* _Direction_:
Write out the whole listing again, exactly.

Lines of data
========================================================================

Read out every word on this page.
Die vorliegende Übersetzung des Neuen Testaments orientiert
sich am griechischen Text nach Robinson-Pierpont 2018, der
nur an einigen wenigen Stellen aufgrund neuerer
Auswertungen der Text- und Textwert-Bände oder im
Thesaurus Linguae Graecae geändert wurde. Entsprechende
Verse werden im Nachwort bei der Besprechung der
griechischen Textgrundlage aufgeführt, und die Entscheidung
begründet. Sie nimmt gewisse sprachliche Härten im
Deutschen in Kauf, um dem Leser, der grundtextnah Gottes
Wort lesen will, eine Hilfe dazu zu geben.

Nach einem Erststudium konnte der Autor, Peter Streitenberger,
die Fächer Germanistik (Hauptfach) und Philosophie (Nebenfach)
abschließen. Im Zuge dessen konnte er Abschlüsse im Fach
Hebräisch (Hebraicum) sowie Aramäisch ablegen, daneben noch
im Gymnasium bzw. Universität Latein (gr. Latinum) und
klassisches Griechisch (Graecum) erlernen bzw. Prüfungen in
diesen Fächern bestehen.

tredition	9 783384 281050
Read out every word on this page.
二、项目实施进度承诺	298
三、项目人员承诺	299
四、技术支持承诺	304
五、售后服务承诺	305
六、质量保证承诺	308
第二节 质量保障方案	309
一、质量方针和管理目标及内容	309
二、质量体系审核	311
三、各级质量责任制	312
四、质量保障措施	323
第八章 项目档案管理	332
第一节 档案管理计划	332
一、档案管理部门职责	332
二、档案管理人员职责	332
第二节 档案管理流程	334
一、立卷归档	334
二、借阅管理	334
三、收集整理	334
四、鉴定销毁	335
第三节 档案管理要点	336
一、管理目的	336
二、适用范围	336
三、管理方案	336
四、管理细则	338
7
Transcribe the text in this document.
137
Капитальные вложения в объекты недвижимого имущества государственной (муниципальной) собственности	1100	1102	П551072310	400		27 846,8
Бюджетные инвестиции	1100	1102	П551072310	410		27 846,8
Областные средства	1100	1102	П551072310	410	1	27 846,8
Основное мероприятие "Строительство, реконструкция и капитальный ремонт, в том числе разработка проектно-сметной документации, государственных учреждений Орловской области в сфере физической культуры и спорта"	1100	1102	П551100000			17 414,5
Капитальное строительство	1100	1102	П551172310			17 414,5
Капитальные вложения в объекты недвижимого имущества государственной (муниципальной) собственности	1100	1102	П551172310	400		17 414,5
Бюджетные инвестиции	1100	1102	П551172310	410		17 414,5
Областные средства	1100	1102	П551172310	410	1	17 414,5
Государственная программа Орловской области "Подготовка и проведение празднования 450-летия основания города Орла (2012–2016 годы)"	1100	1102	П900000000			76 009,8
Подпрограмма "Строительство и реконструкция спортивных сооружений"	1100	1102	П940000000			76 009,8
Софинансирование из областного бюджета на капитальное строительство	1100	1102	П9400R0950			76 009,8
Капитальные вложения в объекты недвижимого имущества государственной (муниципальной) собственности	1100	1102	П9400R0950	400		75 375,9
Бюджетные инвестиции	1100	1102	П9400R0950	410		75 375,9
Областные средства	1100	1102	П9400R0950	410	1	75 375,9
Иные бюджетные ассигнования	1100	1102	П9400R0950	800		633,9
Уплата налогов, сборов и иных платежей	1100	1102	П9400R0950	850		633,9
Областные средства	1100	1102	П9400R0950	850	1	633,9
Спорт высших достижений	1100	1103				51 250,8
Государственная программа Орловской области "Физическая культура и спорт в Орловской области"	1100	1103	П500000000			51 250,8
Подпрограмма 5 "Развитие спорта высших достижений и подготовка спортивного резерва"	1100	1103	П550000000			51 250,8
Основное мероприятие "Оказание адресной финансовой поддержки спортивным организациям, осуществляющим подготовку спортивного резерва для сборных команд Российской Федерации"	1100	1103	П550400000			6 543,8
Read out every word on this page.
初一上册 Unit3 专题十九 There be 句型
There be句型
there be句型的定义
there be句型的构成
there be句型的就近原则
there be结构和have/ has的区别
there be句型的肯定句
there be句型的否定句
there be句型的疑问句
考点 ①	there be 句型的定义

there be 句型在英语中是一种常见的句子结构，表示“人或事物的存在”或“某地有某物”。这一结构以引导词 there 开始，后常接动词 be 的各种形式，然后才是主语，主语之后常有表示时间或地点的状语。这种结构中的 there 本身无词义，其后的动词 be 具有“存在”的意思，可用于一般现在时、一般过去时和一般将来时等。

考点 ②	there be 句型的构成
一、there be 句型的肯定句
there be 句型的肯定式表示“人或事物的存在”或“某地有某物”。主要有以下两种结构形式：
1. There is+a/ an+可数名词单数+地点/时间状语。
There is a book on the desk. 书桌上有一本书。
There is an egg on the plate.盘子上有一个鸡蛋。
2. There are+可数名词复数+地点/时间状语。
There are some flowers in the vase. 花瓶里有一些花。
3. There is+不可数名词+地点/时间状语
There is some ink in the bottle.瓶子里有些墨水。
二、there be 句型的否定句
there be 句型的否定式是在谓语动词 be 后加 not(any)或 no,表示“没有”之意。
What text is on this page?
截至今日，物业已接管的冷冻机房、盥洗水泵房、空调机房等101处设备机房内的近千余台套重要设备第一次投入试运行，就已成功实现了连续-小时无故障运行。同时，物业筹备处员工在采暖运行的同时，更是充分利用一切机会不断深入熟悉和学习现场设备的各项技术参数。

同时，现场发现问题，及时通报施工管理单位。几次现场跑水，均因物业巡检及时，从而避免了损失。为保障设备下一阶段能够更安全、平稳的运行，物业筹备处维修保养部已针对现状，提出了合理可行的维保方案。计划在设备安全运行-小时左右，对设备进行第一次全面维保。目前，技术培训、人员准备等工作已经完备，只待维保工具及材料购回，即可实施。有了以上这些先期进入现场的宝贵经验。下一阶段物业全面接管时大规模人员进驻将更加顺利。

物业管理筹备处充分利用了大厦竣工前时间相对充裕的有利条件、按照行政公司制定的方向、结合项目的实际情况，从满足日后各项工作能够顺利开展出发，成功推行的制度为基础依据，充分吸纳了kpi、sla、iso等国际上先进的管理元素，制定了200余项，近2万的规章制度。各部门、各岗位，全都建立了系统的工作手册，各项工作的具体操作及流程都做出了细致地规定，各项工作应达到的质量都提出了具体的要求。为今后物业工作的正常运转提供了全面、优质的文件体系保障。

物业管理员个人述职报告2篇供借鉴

========================================================================

* _Completed task_:
Read out every word on this page.
Die vorliegende Übersetzung des Neuen Testaments orientiert
sich am griechischen Text nach Robinson-Pierpont 2018, der
nur an einigen wenigen Stellen aufgrund neuerer
Auswertungen der Text- und Textwert-Bände oder im
Thesaurus Linguae Graecae geändert wurde. Entsprechende
Verse werden im Nachwort bei der Besprechung der
griechischen Textgrundlage aufgeführt, und die Entscheidung
begründet. Sie nimmt gewisse sprachliche Härten im
Deutschen in Kauf, um dem Leser, der grundtextnah Gottes
Wort lesen will, eine Hilfe dazu zu geben.

Nach einem Erststudium konnte der Autor, Peter Streitenberger,
die Fächer Germanistik (Hauptfach) und Philosophie (Nebenfach)
abschließen. Im Zuge dessen konnte er Abschlüsse im Fach
Hebräisch (Hebraicum) sowie Aramäisch ablegen, daneben noch
im Gymnasium bzw. Universität Latein (gr. Latinum) und
klassisches Griechisch (Graecum) erlernen bzw. Prüfungen in
diesen Fächern bestehen.

tredition	9 783384 281050
Read out every word on this page.
二、项目实施进度承诺	298
三、项目人员承诺	299
四、技术支持承诺	304
五、售后服务承诺	305
六、质量保证承诺	308
第二节 质量保障方案	309
一、质量方针和管理目标及内容	309
二、质量体系审核	311
三、各级质量责任制	312
四、质量保障措施	323
第八章 项目档案管理	332
第一节 档案管理计划	332
一、档案管理部门职责	332
二、档案管理人员职责	332
第二节 档案管理流程	334
一、立卷归档	334
二、借阅管理	334
三、收集整理	334
四、鉴定销毁	335
第三节 档案管理要点	336
一、管理目的	336
二、适用范围	336
三、管理方案	336
四、管理细则	338
7
Transcribe the text in this document.
137
Капитальные вложения в объекты недвижимого имущества государственной (муниципальной) собственности	1100	1102	П551072310	400		27 846,8
Бюджетные инвестиции	1100	1102	П551072310	410		27 846,8
Областные средства	1100	1102	П551072310	410	1	27 846,8
Основное мероприятие "Строительство, реконструкция и капитальный ремонт, в том числе разработка проектно-сметной документации, государственных учреждений Орловской области в сфере физической культуры и спорта"	1100	1102	П551100000			17 414,5
Капитальное строительство	1100	1102	П551172310			17 414,5
Капитальные вложения в объекты недвижимого имущества государственной (муниципальной) собственности	1100	1102	П551172310	400		17 414,5
Бюджетные инвестиции	1100	1102	П551172310	410		17 414,5
Областные средства	1100	1102	П551172310	410	1	17 414,5
Государственная программа Орловской области "Подготовка и проведение празднования 450-летия основания города Орла (2012–2016 годы)"	1100	1102	П900000000			76 009,8
Подпрограмма "Строительство и реконструкция спортивных сооружений"	1100	1102	П940000000			76 009,8
Софинансирование из областного бюджета на капитальное строительство	1100	1102	П9400R0950			76 009,8
Капитальные вложения в объекты недвижимого имущества государственной (муниципальной) собственности	1100	1102	П9400R0950	400		75 375,9
Бюджетные инвестиции	1100	1102	П9400R0950	410		75 375,9
Областные средства	1100	1102	П9400R0950	410	1	75 375,9
Иные бюджетные ассигнования	1100	1102	П9400R0950	800		633,9
Уплата налогов, сборов и иных платежей	1100	1102	П9400R0950	850		633,9
Областные средства	1100	1102	П9400R0950	850	1	633,9
Спорт высших достижений	1100	1103				51 250,8
Государственная программа Орловской области "Физическая культура и спорт в Орловской области"	1100	1103	П500000000			51 250,8
Подпрограмма 5 "Развитие спорта высших достижений и подготовка спортивного резерва"	1100	1103	П550000000			51 250,8
Основное мероприятие "Оказание адресной финансовой поддержки спортивным организациям, осуществляющим подготовку спортивного резерва для сборных команд Российской Федерации"	1100	1103	П550400000			6 543,8
Read out every word on this page.
初一上册 Unit3 专题十九 There be 句型
There be句型
there be句型的定义
there be句型的构成
there be句型的就近原则
there be结构和have/ has的区别
there be句型的肯定句
there be句型的否定句
there be句型的疑问句
考点 ①	there be 句型的定义

there be 句型在英语中是一种常见的句子结构，表示“人或事物的存在”或“某地有某物”。这一结构以引导词 there 开始，后常接动词 be 的各种形式，然后才是主语，主语之后常有表示时间或地点的状语。这种结构中的 there 本身无词义，其后的动词 be 具有“存在”的意思，可用于一般现在时、一般过去时和一般将来时等。

考点 ②	there be 句型的构成
一、there be 句型的肯定句
there be 句型的肯定式表示“人或事物的存在”或“某地有某物”。主要有以下两种结构形式：
1. There is+a/ an+可数名词单数+地点/时间状语。
There is a book on the desk. 书桌上有一本书。
There is an egg on the plate.盘子上有一个鸡蛋。
2. There are+可数名词复数+地点/时间状语。
There are some flowers in the vase. 花瓶里有一些花。
3. There is+不可数名词+地点/时间状语
There is some ink in the bottle.瓶子里有些墨水。
二、there be 句型的否定句
there be 句型的否定式是在谓语动词 be 后加 not(any)或 no,表示“没有”之意。
What text is on this page?
截至今日，物业已接管的冷冻机房、盥洗水泵房、空调机房等101处设备机房内的近千余台套重要设备第一次投入试运行，就已成功实现了连续-小时无故障运行。同时，物业筹备处员工在采暖运行的同时，更是充分利用一切机会不断深入熟悉和学习现场设备的各项技术参数。

同时，现场发现问题，及时通报施工管理单位。几次现场跑水，均因物业巡检及时，从而避免了损失。为保障设备下一阶段能够更安全、平稳的运行，物业筹备处维修保养部已针对现状，提出了合理可行的维保方案。计划在设备安全运行-小时左右，对设备进行第一次全面维保。目前，技术培训、人员准备等工作已经完备，只待维保工具及材料购回，即可实施。有了以上这些先期进入现场的宝贵经验。下一阶段物业全面接管时大规模人员进驻将更加顺利。

物业管理筹备处充分利用了大厦竣工前时间相对充裕的有利条件、按照行政公司制定的方向、结合项目的实际情况，从满足日后各项工作能够顺利开展出发，成功推行的制度为基础依据，充分吸纳了kpi、sla、iso等国际上先进的管理元素，制定了200余项，近2万的规章制度。各部门、各岗位，全都建立了系统的工作手册，各项工作的具体操作及流程都做出了细致地规定，各项工作应达到的质量都提出了具体的要求。为今后物业工作的正常运转提供了全面、优质的文件体系保障。

物业管理员个人述职报告2篇供借鉴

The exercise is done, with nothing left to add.